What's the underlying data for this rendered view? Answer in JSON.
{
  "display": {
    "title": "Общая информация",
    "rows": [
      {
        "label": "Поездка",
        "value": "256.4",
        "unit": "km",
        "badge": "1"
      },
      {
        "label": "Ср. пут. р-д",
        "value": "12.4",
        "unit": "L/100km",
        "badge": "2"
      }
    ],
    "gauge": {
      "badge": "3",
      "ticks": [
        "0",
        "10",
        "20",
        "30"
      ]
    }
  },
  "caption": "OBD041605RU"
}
------------------------------------------------------------------------
Stated problem:
Write out all the records above again, exactly as they stand.

The output:
What's the underlying data for this rendered view? Answer in JSON.
{
  "display": {
    "title": "Общая информация",
    "rows": [
      {
        "label": "Поездка",
        "value": "256.4",
        "unit": "km",
        "badge": "1"
      },
      {
        "label": "Ср. пут. р-д",
        "value": "12.4",
        "unit": "L/100km",
        "badge": "2"
      }
    ],
    "gauge": {
      "badge": "3",
      "ticks": [
        "0",
        "10",
        "20",
        "30"
      ]
    }
  },
  "caption": "OBD041605RU"
}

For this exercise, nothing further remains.